◆ Work to do: Would you set down every entry shown below, precisely as written?

-------------------------

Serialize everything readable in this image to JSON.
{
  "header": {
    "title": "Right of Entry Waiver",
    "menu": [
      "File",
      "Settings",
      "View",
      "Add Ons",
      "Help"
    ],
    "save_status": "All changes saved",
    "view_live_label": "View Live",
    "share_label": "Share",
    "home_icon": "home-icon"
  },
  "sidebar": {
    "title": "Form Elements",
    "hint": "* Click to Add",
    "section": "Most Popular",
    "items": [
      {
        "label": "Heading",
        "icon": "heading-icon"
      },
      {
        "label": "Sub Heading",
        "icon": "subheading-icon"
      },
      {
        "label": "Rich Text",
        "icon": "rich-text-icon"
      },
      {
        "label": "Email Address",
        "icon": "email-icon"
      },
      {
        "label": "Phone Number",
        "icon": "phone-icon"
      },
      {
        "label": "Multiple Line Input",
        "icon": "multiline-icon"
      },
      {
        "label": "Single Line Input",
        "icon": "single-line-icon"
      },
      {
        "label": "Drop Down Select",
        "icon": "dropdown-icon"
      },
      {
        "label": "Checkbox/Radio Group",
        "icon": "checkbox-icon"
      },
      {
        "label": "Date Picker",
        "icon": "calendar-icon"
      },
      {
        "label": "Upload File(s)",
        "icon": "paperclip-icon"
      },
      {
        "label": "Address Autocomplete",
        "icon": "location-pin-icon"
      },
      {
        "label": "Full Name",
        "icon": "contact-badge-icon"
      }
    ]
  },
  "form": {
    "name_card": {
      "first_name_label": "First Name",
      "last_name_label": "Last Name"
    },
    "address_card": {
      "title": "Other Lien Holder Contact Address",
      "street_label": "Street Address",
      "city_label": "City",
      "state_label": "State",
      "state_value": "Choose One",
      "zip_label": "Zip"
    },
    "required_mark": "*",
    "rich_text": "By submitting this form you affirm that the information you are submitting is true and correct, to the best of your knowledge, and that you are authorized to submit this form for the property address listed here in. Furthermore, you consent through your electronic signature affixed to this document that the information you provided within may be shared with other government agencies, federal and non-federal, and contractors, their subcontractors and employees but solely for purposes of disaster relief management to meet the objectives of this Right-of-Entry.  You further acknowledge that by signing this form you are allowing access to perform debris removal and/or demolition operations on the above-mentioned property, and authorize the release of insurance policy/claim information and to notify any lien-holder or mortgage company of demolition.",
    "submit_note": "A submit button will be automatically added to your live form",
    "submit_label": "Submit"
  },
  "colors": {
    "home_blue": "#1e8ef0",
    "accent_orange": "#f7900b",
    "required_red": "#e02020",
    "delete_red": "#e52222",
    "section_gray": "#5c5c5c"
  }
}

-------------------------

◆ Task solution:
Serialize everything readable in this image to JSON.
{
  "header": {
    "title": "Right of Entry Waiver",
    "menu": [
      "File",
      "Settings",
      "View",
      "Add Ons",
      "Help"
    ],
    "save_status": "All changes saved",
    "view_live_label": "View Live",
    "share_label": "Share",
    "home_icon": "home-icon"
  },
  "sidebar": {
    "title": "Form Elements",
    "hint": "* Click to Add",
    "section": "Most Popular",
    "items": [
      {
        "label": "Heading",
        "icon": "heading-icon"
      },
      {
        "label": "Sub Heading",
        "icon": "subheading-icon"
      },
      {
        "label": "Rich Text",
        "icon": "rich-text-icon"
      },
      {
        "label": "Email Address",
        "icon": "email-icon"
      },
      {
        "label": "Phone Number",
        "icon": "phone-icon"
      },
      {
        "label": "Multiple Line Input",
        "icon": "multiline-icon"
      },
      {
        "label": "Single Line Input",
        "icon": "single-line-icon"
      },
      {
        "label": "Drop Down Select",
        "icon": "dropdown-icon"
      },
      {
        "label": "Checkbox/Radio Group",
        "icon": "checkbox-icon"
      },
      {
        "label": "Date Picker",
        "icon": "calendar-icon"
      },
      {
        "label": "Upload File(s)",
        "icon": "paperclip-icon"
      },
      {
        "label": "Address Autocomplete",
        "icon": "location-pin-icon"
      },
      {
        "label": "Full Name",
        "icon": "contact-badge-icon"
      }
    ]
  },
  "form": {
    "name_card": {
      "first_name_label": "First Name",
      "last_name_label": "Last Name"
    },
    "address_card": {
      "title": "Other Lien Holder Contact Address",
      "street_label": "Street Address",
      "city_label": "City",
      "state_label": "State",
      "state_value": "Choose One",
      "zip_label": "Zip"
    },
    "required_mark": "*",
    "rich_text": "By submitting this form you affirm that the information you are submitting is true and correct, to the best of your knowledge, and that you are authorized to submit this form for the property address listed here in. Furthermore, you consent through your electronic signature affixed to this document that the information you provided within may be shared with other government agencies, federal and non-federal, and contractors, their subcontractors and employees but solely for purposes of disaster relief management to meet the objectives of this Right-of-Entry.  You further acknowledge that by signing this form you are allowing access to perform debris removal and/or demolition operations on the above-mentioned property, and authorize the release of insurance policy/claim information and to notify any lien-holder or mortgage company of demolition.",
    "submit_note": "A submit button will be automatically added to your live form",
    "submit_label": "Submit"
  },
  "colors": {
    "home_blue": "#1e8ef0",
    "accent_orange": "#f7900b",
    "required_red": "#e02020",
    "delete_red": "#e52222",
    "section_gray": "#5c5c5c"
  }
}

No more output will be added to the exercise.